Data records:
···

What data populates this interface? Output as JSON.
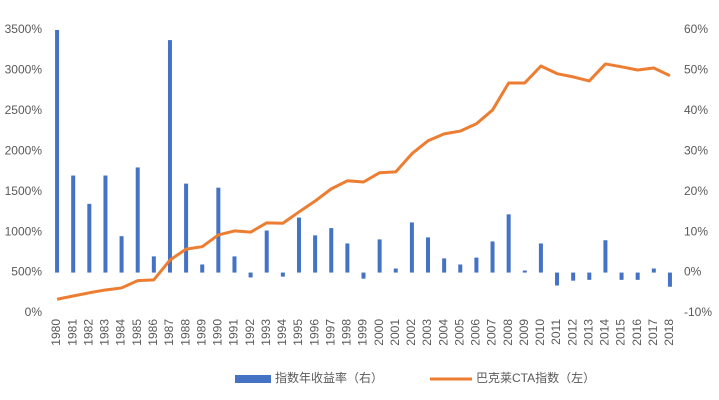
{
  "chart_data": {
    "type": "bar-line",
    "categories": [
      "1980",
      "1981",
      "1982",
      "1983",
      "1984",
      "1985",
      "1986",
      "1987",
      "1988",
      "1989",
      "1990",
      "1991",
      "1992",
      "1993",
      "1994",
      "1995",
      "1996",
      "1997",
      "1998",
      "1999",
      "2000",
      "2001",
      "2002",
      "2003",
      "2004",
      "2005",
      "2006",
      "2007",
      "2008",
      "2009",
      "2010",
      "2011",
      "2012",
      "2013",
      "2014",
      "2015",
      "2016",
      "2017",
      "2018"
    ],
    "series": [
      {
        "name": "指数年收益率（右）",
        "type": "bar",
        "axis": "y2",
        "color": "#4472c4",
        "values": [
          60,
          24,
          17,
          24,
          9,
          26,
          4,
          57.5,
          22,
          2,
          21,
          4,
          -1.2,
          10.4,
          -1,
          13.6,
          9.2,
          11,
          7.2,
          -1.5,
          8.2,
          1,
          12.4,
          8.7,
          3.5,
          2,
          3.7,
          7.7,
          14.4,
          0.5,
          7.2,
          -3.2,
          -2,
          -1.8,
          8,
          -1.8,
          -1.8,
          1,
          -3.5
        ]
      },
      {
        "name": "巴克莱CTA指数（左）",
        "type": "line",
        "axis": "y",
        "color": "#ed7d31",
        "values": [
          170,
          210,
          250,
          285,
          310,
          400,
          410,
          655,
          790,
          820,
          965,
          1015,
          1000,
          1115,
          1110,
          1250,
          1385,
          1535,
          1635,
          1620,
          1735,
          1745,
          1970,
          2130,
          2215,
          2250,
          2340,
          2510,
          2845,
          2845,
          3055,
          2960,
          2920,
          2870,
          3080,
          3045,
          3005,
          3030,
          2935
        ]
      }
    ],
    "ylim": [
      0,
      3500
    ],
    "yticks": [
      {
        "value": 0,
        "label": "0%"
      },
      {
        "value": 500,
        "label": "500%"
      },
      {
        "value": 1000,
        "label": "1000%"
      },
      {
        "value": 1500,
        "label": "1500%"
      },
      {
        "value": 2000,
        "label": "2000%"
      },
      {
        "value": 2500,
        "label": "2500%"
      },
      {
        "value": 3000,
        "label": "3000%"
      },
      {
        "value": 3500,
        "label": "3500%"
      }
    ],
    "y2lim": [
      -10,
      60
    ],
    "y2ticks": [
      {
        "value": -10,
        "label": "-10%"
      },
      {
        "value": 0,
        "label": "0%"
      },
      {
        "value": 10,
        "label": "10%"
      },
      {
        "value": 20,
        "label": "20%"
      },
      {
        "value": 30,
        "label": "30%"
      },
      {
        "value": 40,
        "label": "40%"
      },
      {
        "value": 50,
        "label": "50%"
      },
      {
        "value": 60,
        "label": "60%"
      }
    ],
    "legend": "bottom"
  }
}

···

Set exercise:
Give the entries again without a single change, but with no pictures.

Solution for this problem:
What data populates this interface? Output as JSON.
{
  "chart_data": {
    "type": "bar-line",
    "categories": [
      "1980",
      "1981",
      "1982",
      "1983",
      "1984",
      "1985",
      "1986",
      "1987",
      "1988",
      "1989",
      "1990",
      "1991",
      "1992",
      "1993",
      "1994",
      "1995",
      "1996",
      "1997",
      "1998",
      "1999",
      "2000",
      "2001",
      "2002",
      "2003",
      "2004",
      "2005",
      "2006",
      "2007",
      "2008",
      "2009",
      "2010",
      "2011",
      "2012",
      "2013",
      "2014",
      "2015",
      "2016",
      "2017",
      "2018"
    ],
    "series": [
      {
        "name": "指数年收益率（右）",
        "type": "bar",
        "axis": "y2",
        "color": "#4472c4",
        "values": [
          60,
          24,
          17,
          24,
          9,
          26,
          4,
          57.5,
          22,
          2,
          21,
          4,
          -1.2,
          10.4,
          -1,
          13.6,
          9.2,
          11,
          7.2,
          -1.5,
          8.2,
          1,
          12.4,
          8.7,
          3.5,
          2,
          3.7,
          7.7,
          14.4,
          0.5,
          7.2,
          -3.2,
          -2,
          -1.8,
          8,
          -1.8,
          -1.8,
          1,
          -3.5
        ]
      },
      {
        "name": "巴克莱CTA指数（左）",
        "type": "line",
        "axis": "y",
        "color": "#ed7d31",
        "values": [
          170,
          210,
          250,
          285,
          310,
          400,
          410,
          655,
          790,
          820,
          965,
          1015,
          1000,
          1115,
          1110,
          1250,
          1385,
          1535,
          1635,
          1620,
          1735,
          1745,
          1970,
          2130,
          2215,
          2250,
          2340,
          2510,
          2845,
          2845,
          3055,
          2960,
          2920,
          2870,
          3080,
          3045,
          3005,
          3030,
          2935
        ]
      }
    ],
    "ylim": [
      0,
      3500
    ],
    "yticks": [
      {
        "value": 0,
        "label": "0%"
      },
      {
        "value": 500,
        "label": "500%"
      },
      {
        "value": 1000,
        "label": "1000%"
      },
      {
        "value": 1500,
        "label": "1500%"
      },
      {
        "value": 2000,
        "label": "2000%"
      },
      {
        "value": 2500,
        "label": "2500%"
      },
      {
        "value": 3000,
        "label": "3000%"
      },
      {
        "value": 3500,
        "label": "3500%"
      }
    ],
    "y2lim": [
      -10,
      60
    ],
    "y2ticks": [
      {
        "value": -10,
        "label": "-10%"
      },
      {
        "value": 0,
        "label": "0%"
      },
      {
        "value": 10,
        "label": "10%"
      },
      {
        "value": 20,
        "label": "20%"
      },
      {
        "value": 30,
        "label": "30%"
      },
      {
        "value": 40,
        "label": "40%"
      },
      {
        "value": 50,
        "label": "50%"
      },
      {
        "value": 60,
        "label": "60%"
      }
    ],
    "legend": "bottom"
  }
}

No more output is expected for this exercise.